DIRECTION → Transcribe the material verbatim in full; the pictures do not belong in the copy.

RECORDS TO PROCESS →
——————
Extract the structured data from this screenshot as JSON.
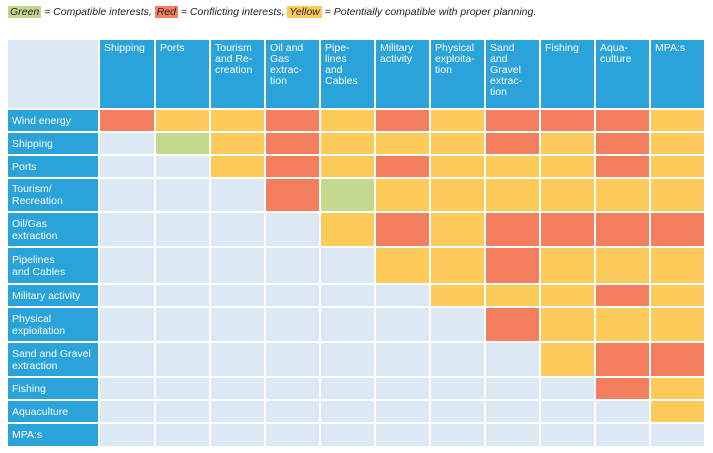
{
  "legend": {
    "parts": [
      {
        "swatch": "Green",
        "text": " = Compatible interests, ",
        "color": "#c4d98f"
      },
      {
        "swatch": "Red",
        "text": " = Conflicting interests, ",
        "color": "#f37f5f"
      },
      {
        "swatch": "Yellow",
        "text": " = Potentially compatible with proper planning.",
        "color": "#fdcb5a"
      }
    ]
  },
  "colors": {
    "header": "#2aa3da",
    "empty": "#dde8f5",
    "G": "#c4d98f",
    "R": "#f37f5f",
    "Y": "#fdcb5a"
  },
  "columns": [
    "Shipping",
    "Ports",
    "Tourism\nand Re-\ncreation",
    "Oil and\nGas\nextrac-\ntion",
    "Pipe-\nlines\nand\nCables",
    "Military\nactivity",
    "Physical\nexploita-\ntion",
    "Sand\nand\nGravel\nextrac-\ntion",
    "Fishing",
    "Aqua-\nculture",
    "MPA:s"
  ],
  "rows": [
    {
      "label": "Wind energy",
      "cells": [
        "R",
        "Y",
        "Y",
        "R",
        "Y",
        "R",
        "Y",
        "R",
        "R",
        "R",
        "Y"
      ]
    },
    {
      "label": "Shipping",
      "cells": [
        "",
        "G",
        "Y",
        "R",
        "Y",
        "Y",
        "Y",
        "R",
        "Y",
        "R",
        "Y"
      ]
    },
    {
      "label": "Ports",
      "cells": [
        "",
        "",
        "Y",
        "R",
        "Y",
        "R",
        "Y",
        "Y",
        "Y",
        "R",
        "Y"
      ]
    },
    {
      "label": "Tourism/\nRecreation",
      "cells": [
        "",
        "",
        "",
        "R",
        "G",
        "Y",
        "Y",
        "Y",
        "Y",
        "Y",
        "Y"
      ]
    },
    {
      "label": "Oil/Gas\nextraction",
      "cells": [
        "",
        "",
        "",
        "",
        "Y",
        "R",
        "Y",
        "R",
        "R",
        "R",
        "R"
      ]
    },
    {
      "label": "Pipelines\nand Cables",
      "cells": [
        "",
        "",
        "",
        "",
        "",
        "Y",
        "Y",
        "R",
        "Y",
        "Y",
        "Y"
      ]
    },
    {
      "label": "Military activity",
      "cells": [
        "",
        "",
        "",
        "",
        "",
        "",
        "Y",
        "Y",
        "Y",
        "R",
        "Y"
      ]
    },
    {
      "label": "Physical\nexploitation",
      "cells": [
        "",
        "",
        "",
        "",
        "",
        "",
        "",
        "R",
        "Y",
        "Y",
        "Y"
      ]
    },
    {
      "label": "Sand and Gravel\nextraction",
      "cells": [
        "",
        "",
        "",
        "",
        "",
        "",
        "",
        "",
        "Y",
        "R",
        "R"
      ]
    },
    {
      "label": "Fishing",
      "cells": [
        "",
        "",
        "",
        "",
        "",
        "",
        "",
        "",
        "",
        "R",
        "Y"
      ]
    },
    {
      "label": "Aquaculture",
      "cells": [
        "",
        "",
        "",
        "",
        "",
        "",
        "",
        "",
        "",
        "",
        "Y"
      ]
    },
    {
      "label": "MPA:s",
      "cells": [
        "",
        "",
        "",
        "",
        "",
        "",
        "",
        "",
        "",
        "",
        ""
      ]
    }
  ]
}
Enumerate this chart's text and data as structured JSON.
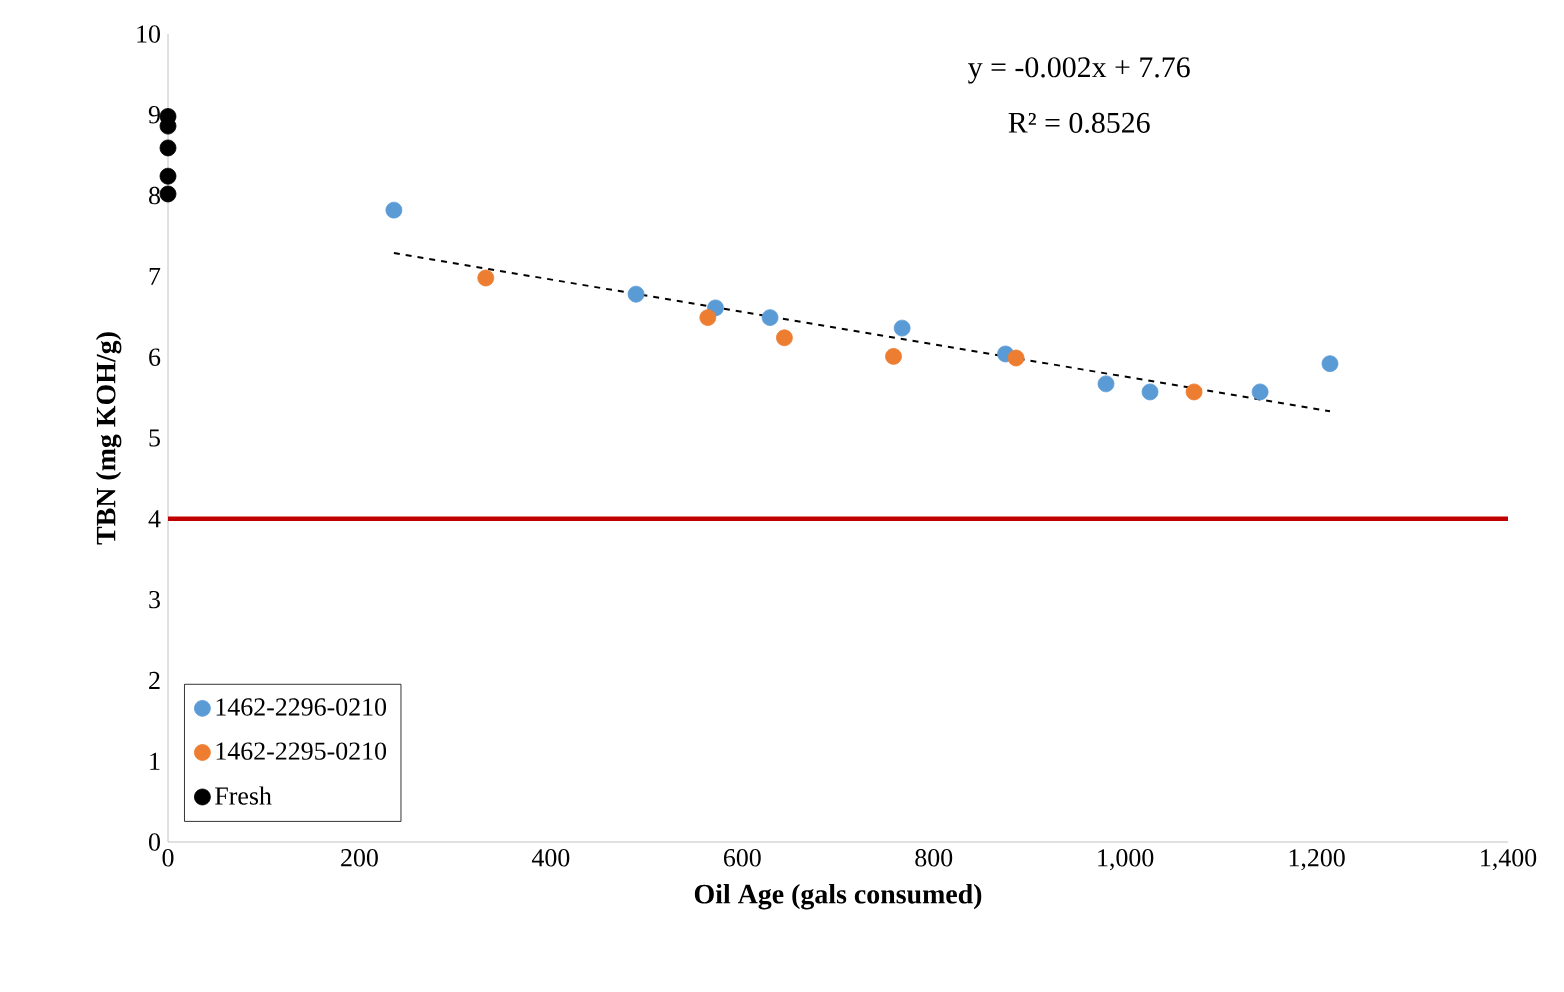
——————
WORKED SOLUTION →
Extract the structured data from this screenshot as JSON.
{
  "legend": {
    "parts": [
      {
        "swatch": "Green",
        "text": " = Compatible interests, ",
        "color": "#c4d98f"
      },
      {
        "swatch": "Red",
        "text": " = Conflicting interests, ",
        "color": "#f37f5f"
      },
      {
        "swatch": "Yellow",
        "text": " = Potentially compatible with proper planning.",
        "color": "#fdcb5a"
      }
    ]
  },
  "colors": {
    "header": "#2aa3da",
    "empty": "#dde8f5",
    "G": "#c4d98f",
    "R": "#f37f5f",
    "Y": "#fdcb5a"
  },
  "columns": [
    "Shipping",
    "Ports",
    "Tourism\nand Re-\ncreation",
    "Oil and\nGas\nextrac-\ntion",
    "Pipe-\nlines\nand\nCables",
    "Military\nactivity",
    "Physical\nexploita-\ntion",
    "Sand\nand\nGravel\nextrac-\ntion",
    "Fishing",
    "Aqua-\nculture",
    "MPA:s"
  ],
  "rows": [
    {
      "label": "Wind energy",
      "cells": [
        "R",
        "Y",
        "Y",
        "R",
        "Y",
        "R",
        "Y",
        "R",
        "R",
        "R",
        "Y"
      ]
    },
    {
      "label": "Shipping",
      "cells": [
        "",
        "G",
        "Y",
        "R",
        "Y",
        "Y",
        "Y",
        "R",
        "Y",
        "R",
        "Y"
      ]
    },
    {
      "label": "Ports",
      "cells": [
        "",
        "",
        "Y",
        "R",
        "Y",
        "R",
        "Y",
        "Y",
        "Y",
        "R",
        "Y"
      ]
    },
    {
      "label": "Tourism/\nRecreation",
      "cells": [
        "",
        "",
        "",
        "R",
        "G",
        "Y",
        "Y",
        "Y",
        "Y",
        "Y",
        "Y"
      ]
    },
    {
      "label": "Oil/Gas\nextraction",
      "cells": [
        "",
        "",
        "",
        "",
        "Y",
        "R",
        "Y",
        "R",
        "R",
        "R",
        "R"
      ]
    },
    {
      "label": "Pipelines\nand Cables",
      "cells": [
        "",
        "",
        "",
        "",
        "",
        "Y",
        "Y",
        "R",
        "Y",
        "Y",
        "Y"
      ]
    },
    {
      "label": "Military activity",
      "cells": [
        "",
        "",
        "",
        "",
        "",
        "",
        "Y",
        "Y",
        "Y",
        "R",
        "Y"
      ]
    },
    {
      "label": "Physical\nexploitation",
      "cells": [
        "",
        "",
        "",
        "",
        "",
        "",
        "",
        "R",
        "Y",
        "Y",
        "Y"
      ]
    },
    {
      "label": "Sand and Gravel\nextraction",
      "cells": [
        "",
        "",
        "",
        "",
        "",
        "",
        "",
        "",
        "Y",
        "R",
        "R"
      ]
    },
    {
      "label": "Fishing",
      "cells": [
        "",
        "",
        "",
        "",
        "",
        "",
        "",
        "",
        "",
        "R",
        "Y"
      ]
    },
    {
      "label": "Aquaculture",
      "cells": [
        "",
        "",
        "",
        "",
        "",
        "",
        "",
        "",
        "",
        "",
        "Y"
      ]
    },
    {
      "label": "MPA:s",
      "cells": [
        "",
        "",
        "",
        "",
        "",
        "",
        "",
        "",
        "",
        "",
        ""
      ]
    }
  ]
}
Enumerate this chart's text and data as structured JSON.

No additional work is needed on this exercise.